| Task |
Transcribe the listing that follows in full, omitting pictures.

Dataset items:
** begin **
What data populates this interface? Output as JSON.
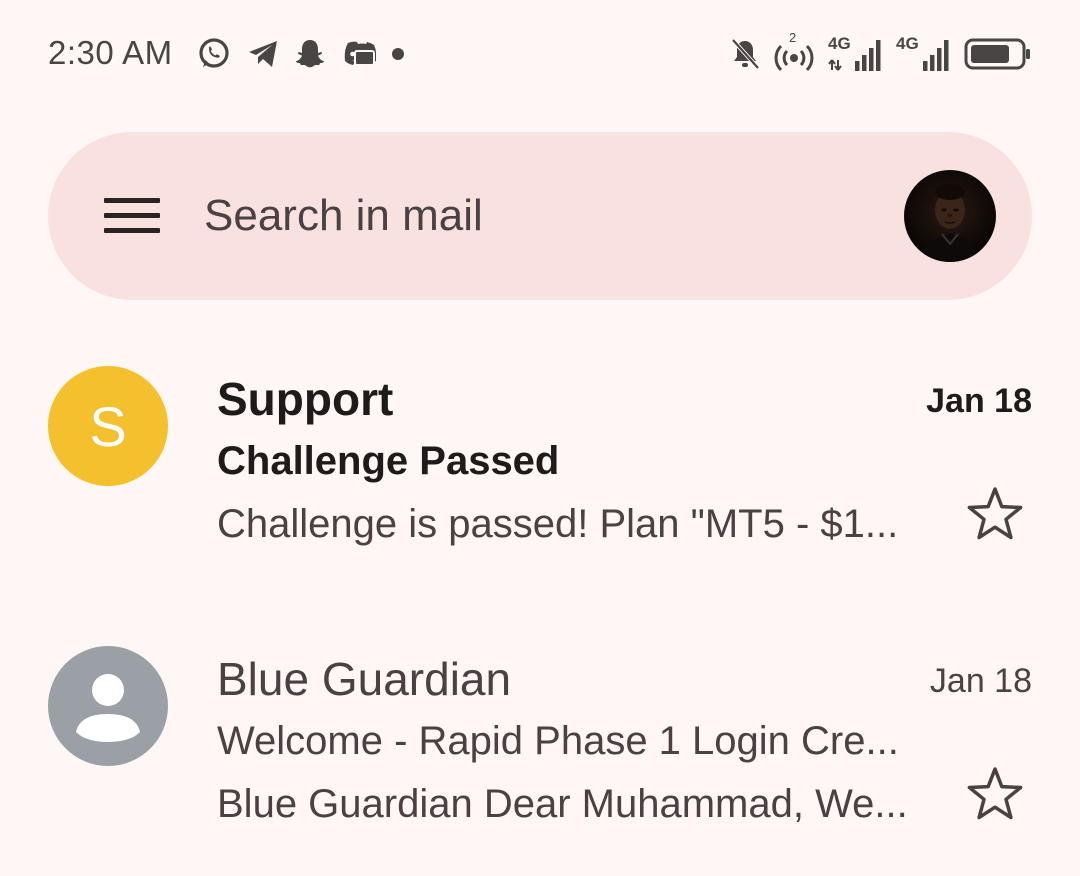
{
  "status_bar": {
    "time": "2:30 AM",
    "app_icons": [
      "whatsapp-icon",
      "telegram-icon",
      "snapchat-icon",
      "discord-icon",
      "dot-icon"
    ],
    "system_icons": [
      "bell-off-icon",
      "hotspot-icon",
      "signal-4g-icon",
      "signal-4g-icon",
      "battery-icon"
    ],
    "network_1": "4G",
    "network_2": "4G",
    "hotspot_count": "2"
  },
  "search": {
    "placeholder": "Search in mail"
  },
  "emails": [
    {
      "sender": "Support",
      "avatar_letter": "S",
      "avatar_color": "#f4c02d",
      "date": "Jan 18",
      "subject": "Challenge Passed",
      "snippet": "Challenge is passed! Plan \"MT5 - $1...",
      "unread": true
    },
    {
      "sender": "Blue Guardian",
      "avatar_color": "#9aa0a6",
      "date": "Jan 18",
      "subject": "Welcome - Rapid Phase 1 Login Cre...",
      "snippet": "Blue Guardian Dear Muhammad, We...",
      "unread": false
    }
  ],
  "colors": {
    "background": "#fff7f5",
    "search_bar": "#f9e1df"
  }
}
** end **
| Result of the task |
What data populates this interface? Output as JSON.
{
  "status_bar": {
    "time": "2:30 AM",
    "app_icons": [
      "whatsapp-icon",
      "telegram-icon",
      "snapchat-icon",
      "discord-icon",
      "dot-icon"
    ],
    "system_icons": [
      "bell-off-icon",
      "hotspot-icon",
      "signal-4g-icon",
      "signal-4g-icon",
      "battery-icon"
    ],
    "network_1": "4G",
    "network_2": "4G",
    "hotspot_count": "2"
  },
  "search": {
    "placeholder": "Search in mail"
  },
  "emails": [
    {
      "sender": "Support",
      "avatar_letter": "S",
      "avatar_color": "#f4c02d",
      "date": "Jan 18",
      "subject": "Challenge Passed",
      "snippet": "Challenge is passed! Plan \"MT5 - $1...",
      "unread": true
    },
    {
      "sender": "Blue Guardian",
      "avatar_color": "#9aa0a6",
      "date": "Jan 18",
      "subject": "Welcome - Rapid Phase 1 Login Cre...",
      "snippet": "Blue Guardian Dear Muhammad, We...",
      "unread": false
    }
  ],
  "colors": {
    "background": "#fff7f5",
    "search_bar": "#f9e1df"
  }
}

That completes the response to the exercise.